* [TASK DIRECTIONS]:
Extract the listing in its entirety, keeping each line identical to the original.

* [RECORDS FOR THIS TASK]:
______________________________
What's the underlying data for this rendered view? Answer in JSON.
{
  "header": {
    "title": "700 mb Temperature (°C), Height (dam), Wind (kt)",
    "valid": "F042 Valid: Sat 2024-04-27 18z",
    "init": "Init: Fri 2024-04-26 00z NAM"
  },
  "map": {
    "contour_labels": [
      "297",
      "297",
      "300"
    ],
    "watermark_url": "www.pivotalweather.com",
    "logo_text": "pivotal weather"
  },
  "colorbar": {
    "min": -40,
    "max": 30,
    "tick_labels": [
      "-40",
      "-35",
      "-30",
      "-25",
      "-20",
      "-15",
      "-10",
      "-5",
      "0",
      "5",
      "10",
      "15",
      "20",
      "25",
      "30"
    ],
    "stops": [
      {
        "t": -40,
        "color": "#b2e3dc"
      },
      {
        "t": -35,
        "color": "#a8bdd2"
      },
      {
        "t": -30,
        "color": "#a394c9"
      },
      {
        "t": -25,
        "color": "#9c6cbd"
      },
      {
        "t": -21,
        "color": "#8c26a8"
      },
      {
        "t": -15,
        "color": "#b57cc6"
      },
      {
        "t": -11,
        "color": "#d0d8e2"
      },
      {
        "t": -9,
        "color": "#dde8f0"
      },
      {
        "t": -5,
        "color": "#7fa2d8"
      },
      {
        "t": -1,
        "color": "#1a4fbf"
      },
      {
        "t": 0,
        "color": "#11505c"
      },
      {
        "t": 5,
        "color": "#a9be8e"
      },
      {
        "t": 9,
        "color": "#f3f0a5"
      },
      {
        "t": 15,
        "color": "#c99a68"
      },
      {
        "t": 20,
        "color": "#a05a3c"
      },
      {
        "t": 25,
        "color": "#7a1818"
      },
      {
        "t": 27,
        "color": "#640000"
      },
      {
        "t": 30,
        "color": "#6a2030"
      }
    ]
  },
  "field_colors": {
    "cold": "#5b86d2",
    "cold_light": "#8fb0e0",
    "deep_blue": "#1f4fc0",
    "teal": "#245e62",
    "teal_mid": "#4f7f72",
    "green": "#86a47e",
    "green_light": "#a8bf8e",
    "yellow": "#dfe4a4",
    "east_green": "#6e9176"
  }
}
______________________________
* [COMPLETE ANSWER]:
What's the underlying data for this rendered view? Answer in JSON.
{
  "header": {
    "title": "700 mb Temperature (°C), Height (dam), Wind (kt)",
    "valid": "F042 Valid: Sat 2024-04-27 18z",
    "init": "Init: Fri 2024-04-26 00z NAM"
  },
  "map": {
    "contour_labels": [
      "297",
      "297",
      "300"
    ],
    "watermark_url": "www.pivotalweather.com",
    "logo_text": "pivotal weather"
  },
  "colorbar": {
    "min": -40,
    "max": 30,
    "tick_labels": [
      "-40",
      "-35",
      "-30",
      "-25",
      "-20",
      "-15",
      "-10",
      "-5",
      "0",
      "5",
      "10",
      "15",
      "20",
      "25",
      "30"
    ],
    "stops": [
      {
        "t": -40,
        "color": "#b2e3dc"
      },
      {
        "t": -35,
        "color": "#a8bdd2"
      },
      {
        "t": -30,
        "color": "#a394c9"
      },
      {
        "t": -25,
        "color": "#9c6cbd"
      },
      {
        "t": -21,
        "color": "#8c26a8"
      },
      {
        "t": -15,
        "color": "#b57cc6"
      },
      {
        "t": -11,
        "color": "#d0d8e2"
      },
      {
        "t": -9,
        "color": "#dde8f0"
      },
      {
        "t": -5,
        "color": "#7fa2d8"
      },
      {
        "t": -1,
        "color": "#1a4fbf"
      },
      {
        "t": 0,
        "color": "#11505c"
      },
      {
        "t": 5,
        "color": "#a9be8e"
      },
      {
        "t": 9,
        "color": "#f3f0a5"
      },
      {
        "t": 15,
        "color": "#c99a68"
      },
      {
        "t": 20,
        "color": "#a05a3c"
      },
      {
        "t": 25,
        "color": "#7a1818"
      },
      {
        "t": 27,
        "color": "#640000"
      },
      {
        "t": 30,
        "color": "#6a2030"
      }
    ]
  },
  "field_colors": {
    "cold": "#5b86d2",
    "cold_light": "#8fb0e0",
    "deep_blue": "#1f4fc0",
    "teal": "#245e62",
    "teal_mid": "#4f7f72",
    "green": "#86a47e",
    "green_light": "#a8bf8e",
    "yellow": "#dfe4a4",
    "east_green": "#6e9176"
  }
}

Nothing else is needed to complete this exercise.